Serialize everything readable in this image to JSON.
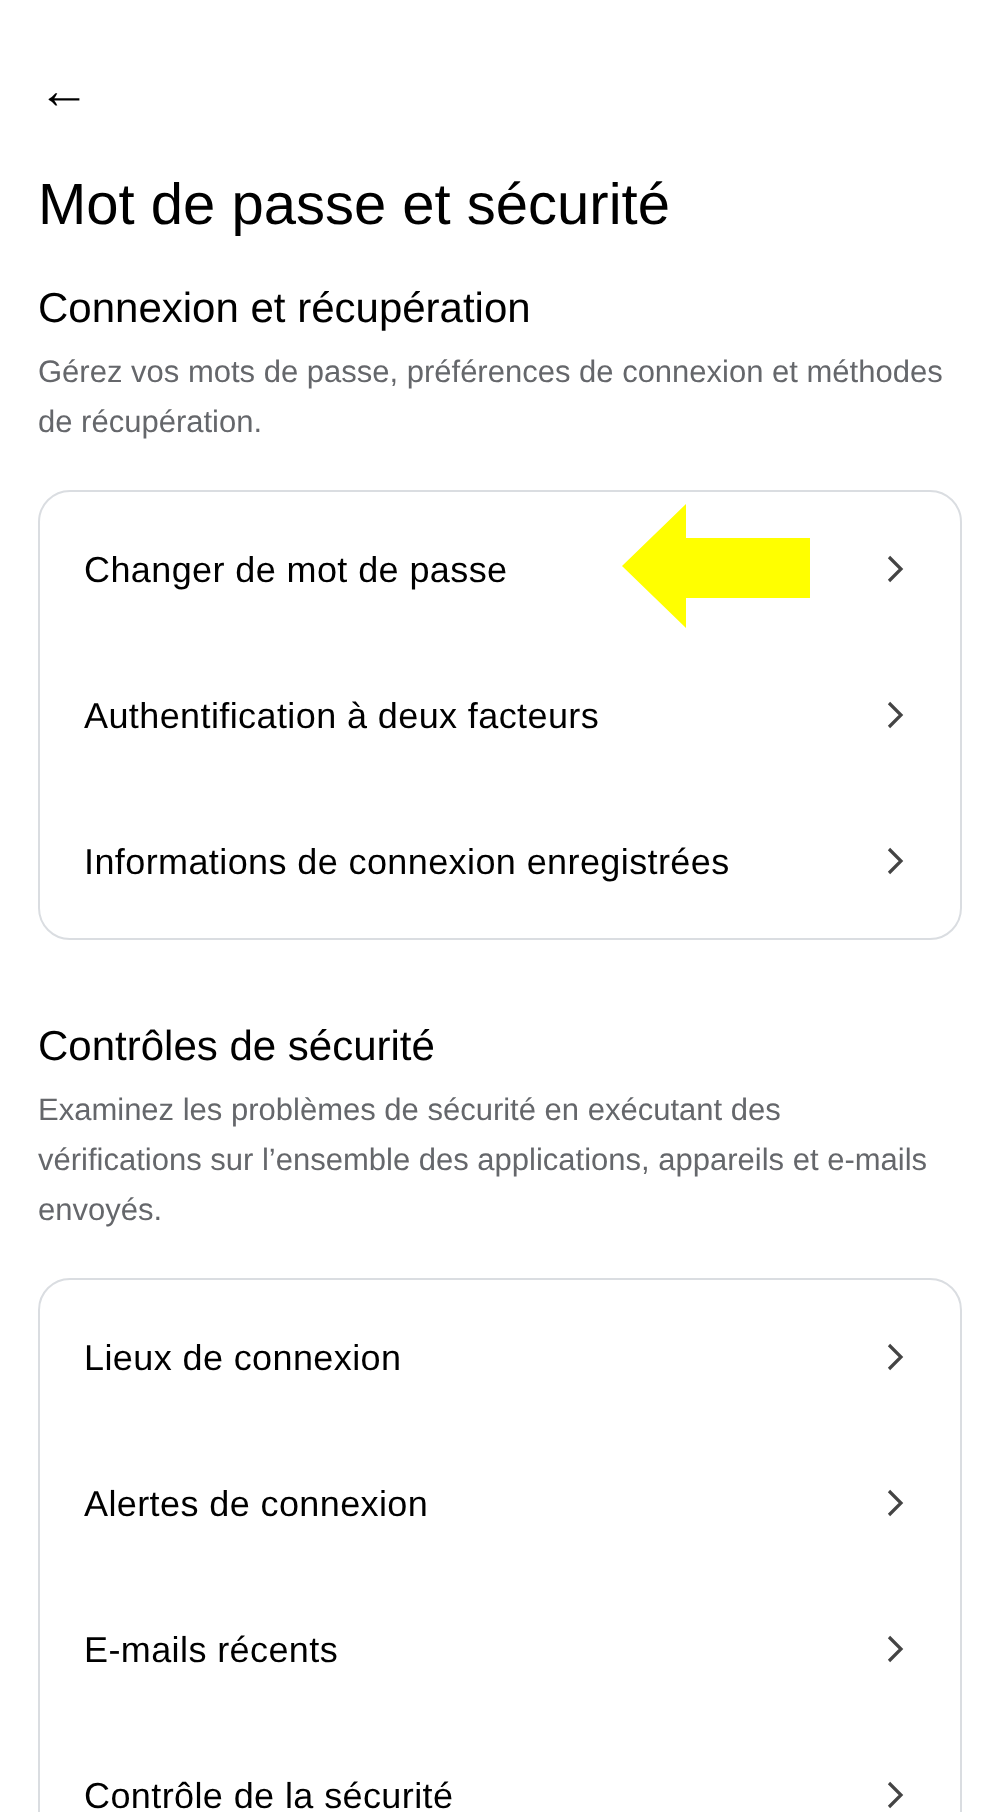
{
  "back_button": {
    "icon": "←"
  },
  "title": "Mot de passe et sécurité",
  "sections": [
    {
      "heading": "Connexion et récupération",
      "description": "Gérez vos mots de passe, préférences de connexion et méthodes de récupération.",
      "items": [
        {
          "label": "Changer de mot de passe",
          "highlighted": true
        },
        {
          "label": "Authentification à deux facteurs",
          "highlighted": false
        },
        {
          "label": "Informations de connexion enregistrées",
          "highlighted": false
        }
      ]
    },
    {
      "heading": "Contrôles de sécurité",
      "description": "Examinez les problèmes de sécurité en exécutant des vérifications sur l’ensemble des applications, appareils et e-mails envoyés.",
      "items": [
        {
          "label": "Lieux de connexion",
          "highlighted": false
        },
        {
          "label": "Alertes de connexion",
          "highlighted": false
        },
        {
          "label": "E-mails récents",
          "highlighted": false
        },
        {
          "label": "Contrôle de la sécurité",
          "highlighted": false
        }
      ]
    }
  ]
}
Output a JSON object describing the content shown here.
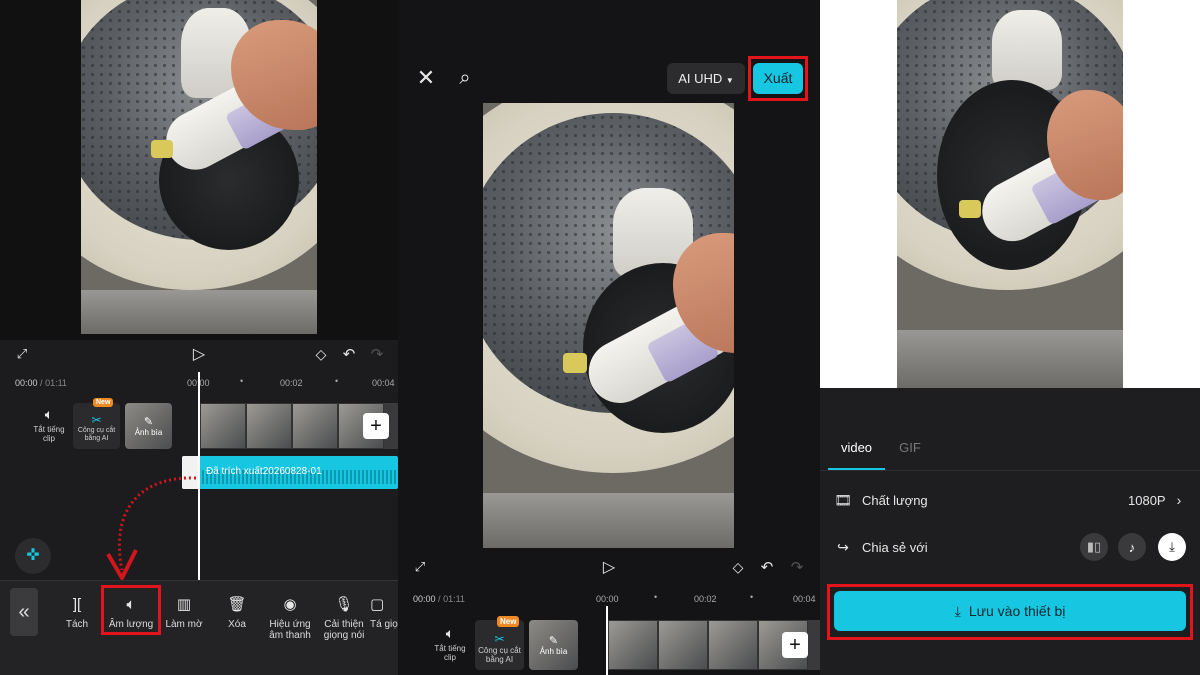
{
  "panel1": {
    "time_current": "00:00",
    "time_separator": "/",
    "time_total": "01:11",
    "ruler": [
      "00:00",
      "00:02",
      "00:04"
    ],
    "left_tools": {
      "mute_label": "Tắt tiếng clip",
      "ai_cut_label": "Công cụ cắt bằng AI",
      "ai_cut_badge": "New",
      "cover_label": "Ảnh bìa"
    },
    "audio_track_label": "Đã trích xuất20260828-01",
    "toolbar": [
      {
        "label": "Tách",
        "icon": "split-icon"
      },
      {
        "label": "Âm lượng",
        "icon": "volume-icon"
      },
      {
        "label": "Làm mờ",
        "icon": "fade-icon"
      },
      {
        "label": "Xóa",
        "icon": "delete-icon"
      },
      {
        "label": "Hiệu ứng âm thanh",
        "icon": "voice-effect-icon"
      },
      {
        "label": "Cải thiện giọng nói",
        "icon": "enhance-voice-icon"
      },
      {
        "label": "Tá giọn",
        "icon": "voice-tool-icon"
      }
    ]
  },
  "panel2": {
    "quality_button": "AI UHD",
    "export_button": "Xuất",
    "time_current": "00:00",
    "time_separator": "/",
    "time_total": "01:11",
    "ruler": [
      "00:00",
      "00:02",
      "00:04"
    ],
    "left_tools": {
      "mute_label": "Tắt tiếng clip",
      "ai_cut_label": "Công cụ cắt bằng AI",
      "ai_cut_badge": "New",
      "cover_label": "Ảnh bìa"
    }
  },
  "panel3": {
    "tabs": [
      "video",
      "GIF"
    ],
    "quality_label": "Chất lượng",
    "quality_value": "1080P",
    "share_label": "Chia sẻ với",
    "save_button": "Lưu vào thiết bị"
  },
  "colors": {
    "accent": "#17c6e0",
    "highlight": "#e3141b",
    "panel_bg": "#1c1c1e"
  }
}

--- Goal ---
A number is the only answer here: how many lines of the material above contain "description"?

--- Correct result ---
2